[start of TASK INPUT]
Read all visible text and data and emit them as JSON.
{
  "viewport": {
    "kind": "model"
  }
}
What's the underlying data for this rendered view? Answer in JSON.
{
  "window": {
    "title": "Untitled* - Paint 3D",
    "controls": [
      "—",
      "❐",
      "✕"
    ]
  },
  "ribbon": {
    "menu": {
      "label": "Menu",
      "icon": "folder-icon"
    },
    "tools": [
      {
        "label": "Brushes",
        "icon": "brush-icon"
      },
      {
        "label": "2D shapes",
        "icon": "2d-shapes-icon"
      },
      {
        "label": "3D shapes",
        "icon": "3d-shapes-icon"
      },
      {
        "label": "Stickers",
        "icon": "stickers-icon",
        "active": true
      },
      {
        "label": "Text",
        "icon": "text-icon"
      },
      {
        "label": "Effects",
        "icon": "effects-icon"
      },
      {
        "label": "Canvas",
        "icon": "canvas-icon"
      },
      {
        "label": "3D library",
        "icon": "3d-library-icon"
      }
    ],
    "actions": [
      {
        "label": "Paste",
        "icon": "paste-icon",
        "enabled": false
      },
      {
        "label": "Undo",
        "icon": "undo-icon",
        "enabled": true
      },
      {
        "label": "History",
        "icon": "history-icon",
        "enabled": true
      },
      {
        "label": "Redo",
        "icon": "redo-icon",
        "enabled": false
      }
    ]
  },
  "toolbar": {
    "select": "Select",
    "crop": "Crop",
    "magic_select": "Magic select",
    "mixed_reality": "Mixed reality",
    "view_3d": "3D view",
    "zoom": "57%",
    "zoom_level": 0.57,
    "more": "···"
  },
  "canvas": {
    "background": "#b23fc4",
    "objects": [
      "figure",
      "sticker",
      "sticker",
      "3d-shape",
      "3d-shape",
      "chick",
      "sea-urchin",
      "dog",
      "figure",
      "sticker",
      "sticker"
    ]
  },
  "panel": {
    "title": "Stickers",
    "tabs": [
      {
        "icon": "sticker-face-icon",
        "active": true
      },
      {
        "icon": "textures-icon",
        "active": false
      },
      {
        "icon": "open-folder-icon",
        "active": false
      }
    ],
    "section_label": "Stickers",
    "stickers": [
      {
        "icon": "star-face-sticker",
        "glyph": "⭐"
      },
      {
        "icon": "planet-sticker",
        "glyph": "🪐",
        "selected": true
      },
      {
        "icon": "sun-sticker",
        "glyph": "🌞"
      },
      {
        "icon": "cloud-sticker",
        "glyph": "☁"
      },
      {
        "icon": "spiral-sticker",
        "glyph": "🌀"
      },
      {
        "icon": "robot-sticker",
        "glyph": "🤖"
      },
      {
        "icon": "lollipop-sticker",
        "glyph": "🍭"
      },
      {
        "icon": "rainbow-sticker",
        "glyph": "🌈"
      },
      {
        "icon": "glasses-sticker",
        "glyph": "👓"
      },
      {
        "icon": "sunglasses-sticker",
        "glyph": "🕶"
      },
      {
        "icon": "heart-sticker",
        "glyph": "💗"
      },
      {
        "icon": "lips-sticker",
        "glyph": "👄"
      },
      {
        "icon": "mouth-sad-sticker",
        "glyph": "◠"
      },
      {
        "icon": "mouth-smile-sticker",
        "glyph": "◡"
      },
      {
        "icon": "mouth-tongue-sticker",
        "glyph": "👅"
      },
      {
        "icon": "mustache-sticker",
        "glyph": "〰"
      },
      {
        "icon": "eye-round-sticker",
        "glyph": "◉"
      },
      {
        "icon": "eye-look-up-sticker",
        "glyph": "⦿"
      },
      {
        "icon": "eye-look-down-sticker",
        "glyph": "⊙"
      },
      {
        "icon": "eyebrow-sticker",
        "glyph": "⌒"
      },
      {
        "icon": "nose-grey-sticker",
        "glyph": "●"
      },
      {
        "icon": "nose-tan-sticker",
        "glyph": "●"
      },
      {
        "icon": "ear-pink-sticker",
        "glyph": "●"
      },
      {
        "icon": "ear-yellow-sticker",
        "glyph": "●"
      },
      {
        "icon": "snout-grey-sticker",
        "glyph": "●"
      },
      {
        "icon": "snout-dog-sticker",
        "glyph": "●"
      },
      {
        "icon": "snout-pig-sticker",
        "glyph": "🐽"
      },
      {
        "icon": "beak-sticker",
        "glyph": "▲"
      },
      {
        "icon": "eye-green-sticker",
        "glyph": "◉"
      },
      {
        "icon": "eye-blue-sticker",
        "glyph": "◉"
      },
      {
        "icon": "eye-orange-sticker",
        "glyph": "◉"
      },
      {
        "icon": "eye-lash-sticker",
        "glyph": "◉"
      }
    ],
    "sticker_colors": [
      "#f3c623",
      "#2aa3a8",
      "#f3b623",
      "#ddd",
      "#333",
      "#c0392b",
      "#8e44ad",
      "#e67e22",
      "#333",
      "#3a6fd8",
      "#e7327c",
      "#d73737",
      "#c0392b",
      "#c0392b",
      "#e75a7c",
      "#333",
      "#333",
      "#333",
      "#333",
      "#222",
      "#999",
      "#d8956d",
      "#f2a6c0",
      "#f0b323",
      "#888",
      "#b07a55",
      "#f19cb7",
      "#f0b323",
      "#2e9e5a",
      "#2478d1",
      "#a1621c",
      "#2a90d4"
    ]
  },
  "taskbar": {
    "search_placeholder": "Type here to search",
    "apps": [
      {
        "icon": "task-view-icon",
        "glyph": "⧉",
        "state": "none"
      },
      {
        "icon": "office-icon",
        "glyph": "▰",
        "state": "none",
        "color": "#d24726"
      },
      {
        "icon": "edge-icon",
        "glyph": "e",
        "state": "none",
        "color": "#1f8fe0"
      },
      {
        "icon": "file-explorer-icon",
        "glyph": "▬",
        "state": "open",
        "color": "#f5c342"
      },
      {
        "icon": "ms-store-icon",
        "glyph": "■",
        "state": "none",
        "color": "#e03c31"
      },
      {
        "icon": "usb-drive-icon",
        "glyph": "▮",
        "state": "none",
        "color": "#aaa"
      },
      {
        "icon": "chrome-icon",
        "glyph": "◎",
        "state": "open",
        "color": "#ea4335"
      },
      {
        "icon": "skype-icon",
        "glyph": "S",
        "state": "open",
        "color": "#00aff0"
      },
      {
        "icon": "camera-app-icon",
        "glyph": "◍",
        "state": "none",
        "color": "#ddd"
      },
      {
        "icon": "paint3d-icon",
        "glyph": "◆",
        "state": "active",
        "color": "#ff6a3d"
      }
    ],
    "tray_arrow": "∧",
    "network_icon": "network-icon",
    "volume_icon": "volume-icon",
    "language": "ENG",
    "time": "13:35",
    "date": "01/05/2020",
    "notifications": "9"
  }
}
[end of TASK INPUT]
The lines to collect are those holding the string "title"; copy them all.

◆ ANSWER TO THIS EXERCISE
    "title": "Untitled* - Paint 3D",
    "title": "Stickers",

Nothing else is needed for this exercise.